*Working data*
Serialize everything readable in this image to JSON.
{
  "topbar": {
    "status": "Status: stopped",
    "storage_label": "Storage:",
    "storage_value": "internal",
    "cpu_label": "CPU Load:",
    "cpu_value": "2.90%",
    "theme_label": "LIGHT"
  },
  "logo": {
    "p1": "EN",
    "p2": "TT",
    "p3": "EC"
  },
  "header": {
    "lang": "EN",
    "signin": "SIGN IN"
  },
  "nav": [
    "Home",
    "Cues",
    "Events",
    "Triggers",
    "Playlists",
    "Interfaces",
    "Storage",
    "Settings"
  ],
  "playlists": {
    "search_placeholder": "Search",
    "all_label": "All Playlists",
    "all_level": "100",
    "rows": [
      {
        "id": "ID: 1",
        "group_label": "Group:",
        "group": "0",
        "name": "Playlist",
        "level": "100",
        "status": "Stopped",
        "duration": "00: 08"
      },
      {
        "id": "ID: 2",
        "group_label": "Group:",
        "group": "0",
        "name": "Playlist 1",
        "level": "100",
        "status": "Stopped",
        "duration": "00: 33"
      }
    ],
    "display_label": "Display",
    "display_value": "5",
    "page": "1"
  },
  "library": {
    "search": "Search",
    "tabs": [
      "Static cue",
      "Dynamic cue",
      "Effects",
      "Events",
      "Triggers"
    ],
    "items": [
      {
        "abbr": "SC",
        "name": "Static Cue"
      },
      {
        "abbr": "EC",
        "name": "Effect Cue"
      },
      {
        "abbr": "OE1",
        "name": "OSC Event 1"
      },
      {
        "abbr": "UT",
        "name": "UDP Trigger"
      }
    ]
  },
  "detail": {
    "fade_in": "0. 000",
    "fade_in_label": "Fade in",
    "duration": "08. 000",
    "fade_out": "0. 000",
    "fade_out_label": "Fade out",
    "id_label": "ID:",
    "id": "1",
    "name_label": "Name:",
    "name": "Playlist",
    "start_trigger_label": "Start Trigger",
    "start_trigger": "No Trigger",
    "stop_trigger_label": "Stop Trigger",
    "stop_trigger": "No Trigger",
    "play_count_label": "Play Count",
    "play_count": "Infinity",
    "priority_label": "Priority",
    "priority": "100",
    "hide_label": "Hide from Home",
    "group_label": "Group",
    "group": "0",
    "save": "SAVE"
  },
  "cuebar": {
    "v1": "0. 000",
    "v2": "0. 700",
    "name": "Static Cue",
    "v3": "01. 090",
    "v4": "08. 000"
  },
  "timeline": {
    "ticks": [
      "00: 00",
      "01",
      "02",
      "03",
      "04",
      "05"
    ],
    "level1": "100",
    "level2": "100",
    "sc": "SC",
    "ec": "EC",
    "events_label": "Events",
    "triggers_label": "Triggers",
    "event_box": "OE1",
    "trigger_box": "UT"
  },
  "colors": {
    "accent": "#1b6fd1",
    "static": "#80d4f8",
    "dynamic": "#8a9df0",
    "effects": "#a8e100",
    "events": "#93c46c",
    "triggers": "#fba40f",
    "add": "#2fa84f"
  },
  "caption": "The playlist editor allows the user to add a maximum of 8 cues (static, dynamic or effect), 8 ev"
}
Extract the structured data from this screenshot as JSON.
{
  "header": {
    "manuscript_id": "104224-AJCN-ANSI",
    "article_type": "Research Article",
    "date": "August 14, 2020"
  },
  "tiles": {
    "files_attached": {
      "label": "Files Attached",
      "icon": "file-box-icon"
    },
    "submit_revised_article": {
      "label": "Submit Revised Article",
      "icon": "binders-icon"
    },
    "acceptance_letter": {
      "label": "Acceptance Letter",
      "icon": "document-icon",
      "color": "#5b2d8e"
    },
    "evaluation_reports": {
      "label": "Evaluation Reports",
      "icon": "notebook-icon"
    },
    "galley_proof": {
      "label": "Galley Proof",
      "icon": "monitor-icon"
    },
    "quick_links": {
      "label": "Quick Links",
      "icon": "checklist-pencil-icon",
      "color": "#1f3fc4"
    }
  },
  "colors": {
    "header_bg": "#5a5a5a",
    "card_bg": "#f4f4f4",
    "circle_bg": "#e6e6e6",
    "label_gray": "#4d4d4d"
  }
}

*What is required*
From the line holding "Extract the structured" down to the final line above, quote every line exactly and only those lines.

*Result of the task*
Extract the structured data from this screenshot as JSON.
{
  "header": {
    "manuscript_id": "104224-AJCN-ANSI",
    "article_type": "Research Article",
    "date": "August 14, 2020"
  },
  "tiles": {
    "files_attached": {
      "label": "Files Attached",
      "icon": "file-box-icon"
    },
    "submit_revised_article": {
      "label": "Submit Revised Article",
      "icon": "binders-icon"
    },
    "acceptance_letter": {
      "label": "Acceptance Letter",
      "icon": "document-icon",
      "color": "#5b2d8e"
    },
    "evaluation_reports": {
      "label": "Evaluation Reports",
      "icon": "notebook-icon"
    },
    "galley_proof": {
      "label": "Galley Proof",
      "icon": "monitor-icon"
    },
    "quick_links": {
      "label": "Quick Links",
      "icon": "checklist-pencil-icon",
      "color": "#1f3fc4"
    }
  },
  "colors": {
    "header_bg": "#5a5a5a",
    "card_bg": "#f4f4f4",
    "circle_bg": "#e6e6e6",
    "label_gray": "#4d4d4d"
  }
}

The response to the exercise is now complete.